━━━━━ Passage shown

# 🎬 IMDb Data Analysis – Dataset Creation Overview

This notebook outlines the process of creating a comprehensive dataset for analyzing movie and television data from IMDb.

## 📦 Data Sources

1. **IMDb Datasets**  
   Source: [https://datasets.imdbws.com/](https://datasets.imdbws.com/)  
   These datasets are updated daily and include comprehensive information about:
   - Titles (`title.basics.tsv.gz`)
   - Ratings (`title.ratings.tsv.gz`)
   - Crew and principal cast (`title.crew.tsv.gz`, `title.principals.tsv.gz`)
   - Box office and production details

2. **Box Office Mojo API (via `boxoffice_api`)**  
   This Python package allows retrieval of box office performance data, including:
   - Domestic and international grosses
   - Opening weekend performance
   - Distributor metadata

## 🛠️ Dataset Creation Workflow

- **Step 1:** Download and extract IMDb `.tsv.gz` files into structured DataFrames
- **Step 2:** Clean and filter relevant records (e.g., movies only, specific years, non-null ratings)
- **Step 3:** Enrich the dataset by calling the `boxoffice_api` to pull gross revenue and studio metadata
- **Step 4:** Merge datasets to form a unified view of titles with both IMDb ratings and box office performance
- **Step 5:** Store as a clean Delta or Parquet table for downstream analysis in Databricks or PySpark

> ⚠️ Note: Ensure compliance with IMDb's [terms of use](https://www.imdb.com/conditions) when using and distributing the dataset.

---

This dataset will serve as the foundation for analyzing trends in movie ratings, revenue, and genres with Microsoft Power BI.


In [0]:
%pip install bs4  # Install BeautifulSoup library for web scraping

In [0]:
%pip install boxoffice-api

In [0]:
# Restart the Python environment to apply changes made by library installations or updates
dbutils.library.restartPython()

━━━━━━━━━━
━━━━━ Extracted material

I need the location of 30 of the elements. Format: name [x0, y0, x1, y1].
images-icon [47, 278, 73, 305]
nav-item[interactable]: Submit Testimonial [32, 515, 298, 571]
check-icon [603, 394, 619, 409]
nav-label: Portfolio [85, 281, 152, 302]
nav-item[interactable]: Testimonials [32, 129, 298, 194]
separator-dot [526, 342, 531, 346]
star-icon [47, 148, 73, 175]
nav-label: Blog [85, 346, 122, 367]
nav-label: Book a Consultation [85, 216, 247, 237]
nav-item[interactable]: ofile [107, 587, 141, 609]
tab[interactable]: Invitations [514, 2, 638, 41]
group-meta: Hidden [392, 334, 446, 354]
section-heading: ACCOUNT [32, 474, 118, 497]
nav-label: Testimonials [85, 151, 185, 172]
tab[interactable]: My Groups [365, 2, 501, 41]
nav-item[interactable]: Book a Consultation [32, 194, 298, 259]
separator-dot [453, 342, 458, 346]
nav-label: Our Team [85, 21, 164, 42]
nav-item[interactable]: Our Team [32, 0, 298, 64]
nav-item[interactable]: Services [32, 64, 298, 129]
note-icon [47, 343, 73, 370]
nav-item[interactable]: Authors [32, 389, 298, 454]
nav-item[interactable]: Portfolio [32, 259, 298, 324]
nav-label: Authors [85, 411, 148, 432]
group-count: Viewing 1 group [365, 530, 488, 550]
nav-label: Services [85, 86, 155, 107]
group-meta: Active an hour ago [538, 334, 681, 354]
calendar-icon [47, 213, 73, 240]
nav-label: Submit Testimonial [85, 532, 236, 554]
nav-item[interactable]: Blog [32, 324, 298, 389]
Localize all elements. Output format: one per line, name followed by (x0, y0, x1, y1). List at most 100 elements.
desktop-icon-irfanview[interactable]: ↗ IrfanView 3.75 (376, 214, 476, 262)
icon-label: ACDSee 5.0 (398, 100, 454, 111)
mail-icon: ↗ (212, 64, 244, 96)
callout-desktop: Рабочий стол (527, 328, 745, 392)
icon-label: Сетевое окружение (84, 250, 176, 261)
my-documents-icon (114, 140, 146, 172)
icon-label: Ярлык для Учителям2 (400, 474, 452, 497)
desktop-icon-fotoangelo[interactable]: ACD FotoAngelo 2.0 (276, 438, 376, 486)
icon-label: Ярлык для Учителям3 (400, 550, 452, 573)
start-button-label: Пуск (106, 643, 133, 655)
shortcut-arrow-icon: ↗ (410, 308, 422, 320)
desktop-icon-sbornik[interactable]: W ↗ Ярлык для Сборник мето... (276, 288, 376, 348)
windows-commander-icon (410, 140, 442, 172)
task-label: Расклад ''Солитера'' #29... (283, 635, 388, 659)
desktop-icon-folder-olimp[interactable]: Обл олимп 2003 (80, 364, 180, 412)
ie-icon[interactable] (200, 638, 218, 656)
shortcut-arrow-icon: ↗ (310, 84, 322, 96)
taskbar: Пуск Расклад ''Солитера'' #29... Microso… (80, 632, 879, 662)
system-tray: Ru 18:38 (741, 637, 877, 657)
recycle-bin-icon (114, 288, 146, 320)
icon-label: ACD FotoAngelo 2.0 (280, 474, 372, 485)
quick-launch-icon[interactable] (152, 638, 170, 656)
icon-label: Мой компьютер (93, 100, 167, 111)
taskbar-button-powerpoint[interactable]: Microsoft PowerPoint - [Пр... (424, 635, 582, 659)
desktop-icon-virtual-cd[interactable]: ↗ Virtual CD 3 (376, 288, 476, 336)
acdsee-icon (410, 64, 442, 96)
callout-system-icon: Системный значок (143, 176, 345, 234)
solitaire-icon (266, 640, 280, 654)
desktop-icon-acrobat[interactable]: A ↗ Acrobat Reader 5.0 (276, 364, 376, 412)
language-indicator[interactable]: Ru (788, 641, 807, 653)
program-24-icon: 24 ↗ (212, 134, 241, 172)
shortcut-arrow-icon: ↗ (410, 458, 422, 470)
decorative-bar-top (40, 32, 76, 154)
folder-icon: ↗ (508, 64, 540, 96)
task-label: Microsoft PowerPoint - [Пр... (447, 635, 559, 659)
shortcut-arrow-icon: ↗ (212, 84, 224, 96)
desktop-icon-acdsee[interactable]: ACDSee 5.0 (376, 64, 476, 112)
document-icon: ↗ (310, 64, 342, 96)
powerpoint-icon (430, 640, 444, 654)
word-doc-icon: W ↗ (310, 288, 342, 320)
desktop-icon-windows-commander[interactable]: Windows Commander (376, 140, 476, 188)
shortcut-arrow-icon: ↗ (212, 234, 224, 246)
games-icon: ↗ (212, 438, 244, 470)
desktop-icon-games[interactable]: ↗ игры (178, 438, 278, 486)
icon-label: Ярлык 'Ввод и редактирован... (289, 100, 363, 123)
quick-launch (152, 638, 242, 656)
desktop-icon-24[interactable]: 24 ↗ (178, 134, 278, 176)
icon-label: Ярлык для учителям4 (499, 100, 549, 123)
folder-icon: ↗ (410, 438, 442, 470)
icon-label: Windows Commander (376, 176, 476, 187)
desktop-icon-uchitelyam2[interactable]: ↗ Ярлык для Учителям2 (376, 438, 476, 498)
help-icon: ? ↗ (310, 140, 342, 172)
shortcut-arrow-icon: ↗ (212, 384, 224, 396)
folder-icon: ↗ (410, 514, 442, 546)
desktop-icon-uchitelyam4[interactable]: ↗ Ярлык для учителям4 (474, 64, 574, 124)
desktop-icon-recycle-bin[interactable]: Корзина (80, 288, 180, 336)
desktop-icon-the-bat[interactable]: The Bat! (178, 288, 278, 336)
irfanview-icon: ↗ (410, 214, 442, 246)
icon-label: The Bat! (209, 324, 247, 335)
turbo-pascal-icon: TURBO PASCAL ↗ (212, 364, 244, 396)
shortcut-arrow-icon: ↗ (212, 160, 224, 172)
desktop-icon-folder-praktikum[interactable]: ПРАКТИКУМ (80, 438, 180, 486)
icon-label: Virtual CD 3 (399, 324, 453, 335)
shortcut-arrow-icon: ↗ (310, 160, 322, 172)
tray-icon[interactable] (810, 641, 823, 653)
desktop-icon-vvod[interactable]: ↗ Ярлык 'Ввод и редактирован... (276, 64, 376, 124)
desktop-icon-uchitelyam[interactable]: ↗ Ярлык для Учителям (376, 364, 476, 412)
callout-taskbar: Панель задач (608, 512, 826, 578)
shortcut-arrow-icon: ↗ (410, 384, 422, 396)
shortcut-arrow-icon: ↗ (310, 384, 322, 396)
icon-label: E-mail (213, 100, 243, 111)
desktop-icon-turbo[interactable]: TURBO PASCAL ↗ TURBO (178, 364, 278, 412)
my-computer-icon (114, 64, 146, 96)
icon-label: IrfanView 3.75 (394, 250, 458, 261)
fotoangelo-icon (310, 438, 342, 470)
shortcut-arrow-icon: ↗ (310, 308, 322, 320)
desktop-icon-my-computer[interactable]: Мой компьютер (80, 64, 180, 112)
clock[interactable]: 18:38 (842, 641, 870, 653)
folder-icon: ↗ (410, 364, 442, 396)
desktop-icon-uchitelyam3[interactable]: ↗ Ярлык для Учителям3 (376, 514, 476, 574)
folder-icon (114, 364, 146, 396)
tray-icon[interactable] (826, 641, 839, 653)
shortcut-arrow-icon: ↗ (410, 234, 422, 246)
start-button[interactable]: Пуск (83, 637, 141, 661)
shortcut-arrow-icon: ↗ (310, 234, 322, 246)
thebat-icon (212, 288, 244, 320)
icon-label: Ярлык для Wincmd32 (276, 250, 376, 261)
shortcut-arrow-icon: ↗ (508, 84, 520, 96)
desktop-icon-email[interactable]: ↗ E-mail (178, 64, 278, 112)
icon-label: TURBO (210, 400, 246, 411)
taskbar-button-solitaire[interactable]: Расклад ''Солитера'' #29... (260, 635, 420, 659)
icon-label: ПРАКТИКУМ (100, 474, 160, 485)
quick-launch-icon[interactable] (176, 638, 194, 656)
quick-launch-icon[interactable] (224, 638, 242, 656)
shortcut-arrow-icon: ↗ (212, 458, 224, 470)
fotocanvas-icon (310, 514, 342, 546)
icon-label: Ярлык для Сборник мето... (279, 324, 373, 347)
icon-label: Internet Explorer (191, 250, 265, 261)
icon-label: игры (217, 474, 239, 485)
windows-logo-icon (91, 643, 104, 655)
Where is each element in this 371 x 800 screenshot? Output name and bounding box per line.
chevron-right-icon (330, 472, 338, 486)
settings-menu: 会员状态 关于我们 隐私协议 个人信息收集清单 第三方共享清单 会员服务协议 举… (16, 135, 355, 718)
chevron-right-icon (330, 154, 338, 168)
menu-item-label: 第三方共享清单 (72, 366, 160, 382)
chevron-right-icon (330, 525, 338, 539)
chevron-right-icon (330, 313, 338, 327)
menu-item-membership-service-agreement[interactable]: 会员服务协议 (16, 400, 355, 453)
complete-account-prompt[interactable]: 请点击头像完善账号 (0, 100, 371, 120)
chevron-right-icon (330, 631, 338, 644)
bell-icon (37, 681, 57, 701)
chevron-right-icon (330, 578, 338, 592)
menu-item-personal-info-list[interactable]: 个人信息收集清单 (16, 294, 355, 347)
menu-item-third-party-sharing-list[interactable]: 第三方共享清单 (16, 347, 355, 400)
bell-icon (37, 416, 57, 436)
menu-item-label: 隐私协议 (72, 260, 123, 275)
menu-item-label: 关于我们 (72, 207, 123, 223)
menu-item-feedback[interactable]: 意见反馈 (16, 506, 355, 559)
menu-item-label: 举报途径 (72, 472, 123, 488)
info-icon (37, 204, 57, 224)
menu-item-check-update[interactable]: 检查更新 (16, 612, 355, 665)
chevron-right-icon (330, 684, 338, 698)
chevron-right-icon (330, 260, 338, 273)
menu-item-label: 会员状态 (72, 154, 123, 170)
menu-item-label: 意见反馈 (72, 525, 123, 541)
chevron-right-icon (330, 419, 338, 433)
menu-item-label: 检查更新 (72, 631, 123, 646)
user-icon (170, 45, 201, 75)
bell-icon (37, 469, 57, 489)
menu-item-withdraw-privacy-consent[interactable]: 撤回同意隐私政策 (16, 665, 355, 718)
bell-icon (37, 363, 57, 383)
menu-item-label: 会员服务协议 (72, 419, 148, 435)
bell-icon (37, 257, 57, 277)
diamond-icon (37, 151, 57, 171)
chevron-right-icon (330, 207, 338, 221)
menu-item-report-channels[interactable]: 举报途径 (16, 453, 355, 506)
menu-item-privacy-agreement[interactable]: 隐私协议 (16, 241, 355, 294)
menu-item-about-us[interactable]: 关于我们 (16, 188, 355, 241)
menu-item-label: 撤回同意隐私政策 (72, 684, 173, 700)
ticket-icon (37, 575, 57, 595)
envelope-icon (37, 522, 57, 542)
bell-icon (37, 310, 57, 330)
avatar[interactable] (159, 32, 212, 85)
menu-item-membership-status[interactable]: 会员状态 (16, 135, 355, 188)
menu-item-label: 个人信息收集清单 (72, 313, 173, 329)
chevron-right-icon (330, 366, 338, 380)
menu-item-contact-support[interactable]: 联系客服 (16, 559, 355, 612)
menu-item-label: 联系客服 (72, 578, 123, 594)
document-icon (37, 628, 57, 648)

━━━━━━━━━━

Work to complete —
(a) In the IMDb dataset notebook, which tool is named for analyzing trends in movie ratings, revenue, and genres?
(b) Reproduce the stretch of the IMDb dataset notebook from "## 🛠️ Dataset" through "Microsoft Power BI.".
(c) Carry the IMDb dataset notebook forward from the point at which it stops.

Response list —
(a) Microsoft Power BI.

(b)
## 🛠️ Dataset Creation Workflow

- **Step 1:** Download and extract IMDb `.tsv.gz` files into structured DataFrames
- **Step 2:** Clean and filter relevant records (e.g., movies only, specific years, non-null ratings)
- **Step 3:** Enrich the dataset by calling the `boxoffice_api` to pull gross revenue and studio metadata
- **Step 4:** Merge datasets to form a unified view of titles with both IMDb ratings and box office performance
- **Step 5:** Store as a clean Delta or Parquet table for downstream analysis in Databricks or PySpark

> ⚠️ Note: Ensure compliance with IMDb's [terms of use](https://www.imdb.com/conditions) when using and distributing the dataset.

---

This dataset will serve as the foundation for analyzing trends in movie ratings, revenue, and genres with Microsoft Power BI.

(c)
In [0]:
import json  # For handling JSON data
import os  # For interacting with the operating system
import requests  # For making HTTP requests
import urllib.request  # For opening and reading URLs
from boxoffice_api import BoxOffice
from bs4 import BeautifulSoup  # For parsing HTML and XML documents
from delta.tables import DeltaTable  # For working with Delta Lake tables
from pyspark.sql import Row  # For creating Spark DataFrame rows
from pyspark.sql.functions import *

In [0]:
# Retrieve the OMDB API key from Databricks secrets
omdbkey = dbutils.secrets.get(scope = "djsdbsecrets", key = "omdbapikey")

In [0]:
ext_df = spark.sql('DESCRIBE EXTERNAL LOCATION `externaloc`')  # Retrieve metadata for the external location
ext_loc = ext_df.select('url').collect()[0][0]  # Extract the URL of the external location from the DataFrame
catalog_name = "data_analysis"  # Catalog name for the database
schema_name = "imdb_data"  # Schema name for the database
# Create a catalog if it does not exist, specifying a managed location
spark.sql("CREATE CATALOG IF NOT EXISTS {0} MANAGED LOCATION '{1}'".format(catalog_name, ext_loc))

# Create a schema within the specified catalog if it does not exist
spark.sql("CREATE SCHEMA IF NOT EXISTS {0}.{1}".format(catalog_name, schema_name))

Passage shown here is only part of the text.